-- Begin --
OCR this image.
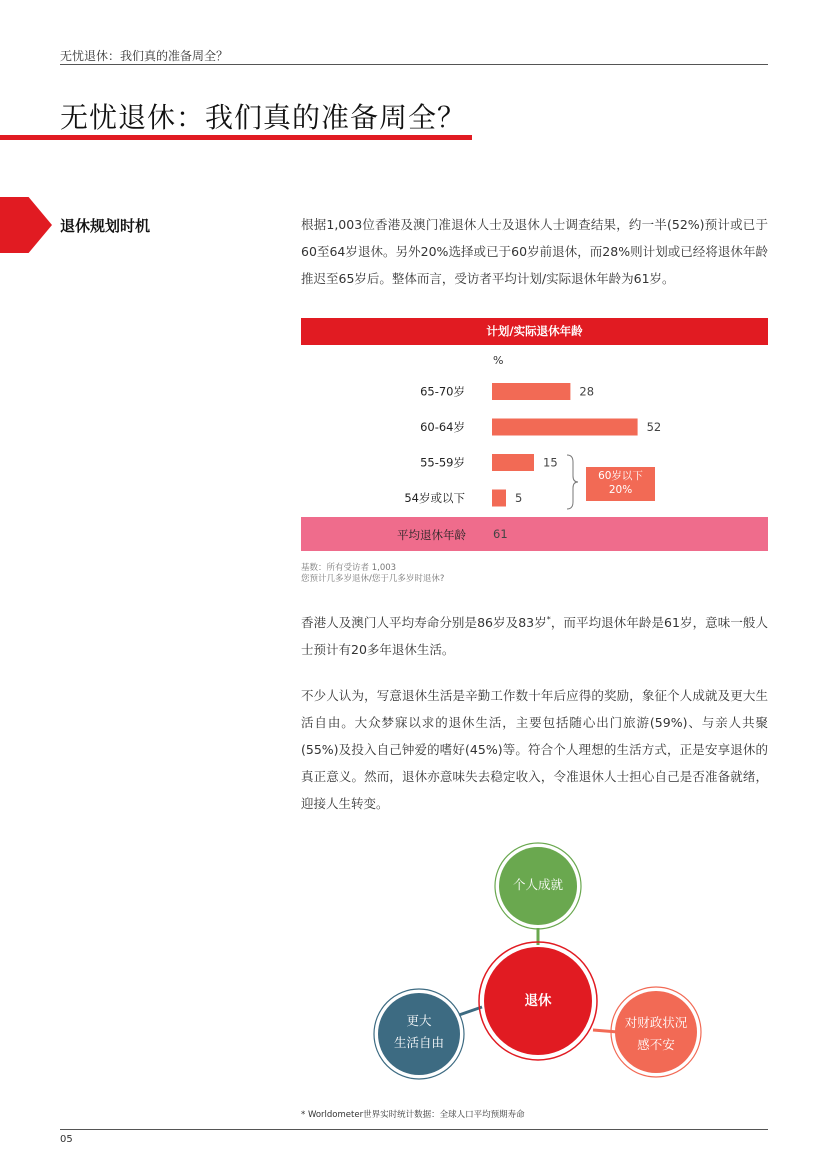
无忧退休：我们真的准备周全？
无忧退休：我们真的准备周全？
退休规划时机	根据1,003位香港及澳门准退休人士及退休人士调查结果，约一半(52%)预计或已于60至64岁退休。另外20%选择或已于60岁前退休，而28%则计划或已经将退休年龄推迟至65岁后。整体而言，受访者平均计划/实际退休年龄为61岁。

计划/实际退休年龄
%
65-70岁	28
60-64岁	52
55-59岁	15
54岁或以下	5
60岁以下
20%
平均退休年龄 61
基数：所有受访者 1,003
您预计几多岁退休/您于几多岁时退休?

香港人及澳门人平均寿命分别是86岁及83岁*，而平均退休年龄是61岁，意味一般人士预计有20多年退休生活。

不少人认为，写意退休生活是辛勤工作数十年后应得的奖励，象征个人成就及更大生活自由。大众梦寐以求的退休生活，主要包括随心出门旅游(59%)、与亲人共聚(55%)及投入自己钟爱的嗜好(45%)等。符合个人理想的生活方式，正是安享退休的真正意义。然而，退休亦意味失去稳定收入，令准退休人士担心自己是否准备就绪，迎接人生转变。

个人成就
退休
更大
生活自由
对财政状况
感不安
* Worldometer世界实时统计数据：全球人口平均预期寿命
05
-- End --
(SHORT TASK): Skip the pictures and print each record exactly as it stands.

(ANSWER FOR THIS EXERCISE):
OCR this image.
无忧退休：我们真的准备周全？
无忧退休：我们真的准备周全？
退休规划时机	根据1,003位香港及澳门准退休人士及退休人士调查结果，约一半(52%)预计或已于60至64岁退休。另外20%选择或已于60岁前退休，而28%则计划或已经将退休年龄推迟至65岁后。整体而言，受访者平均计划/实际退休年龄为61岁。

计划/实际退休年龄
%
65-70岁	28
60-64岁	52
55-59岁	15
54岁或以下	5
60岁以下
20%
平均退休年龄 61
基数：所有受访者 1,003
您预计几多岁退休/您于几多岁时退休?

香港人及澳门人平均寿命分别是86岁及83岁*，而平均退休年龄是61岁，意味一般人士预计有20多年退休生活。

不少人认为，写意退休生活是辛勤工作数十年后应得的奖励，象征个人成就及更大生活自由。大众梦寐以求的退休生活，主要包括随心出门旅游(59%)、与亲人共聚(55%)及投入自己钟爱的嗜好(45%)等。符合个人理想的生活方式，正是安享退休的真正意义。然而，退休亦意味失去稳定收入，令准退休人士担心自己是否准备就绪，迎接人生转变。

个人成就
退休
更大
生活自由
对财政状况
感不安
* Worldometer世界实时统计数据：全球人口平均预期寿命
05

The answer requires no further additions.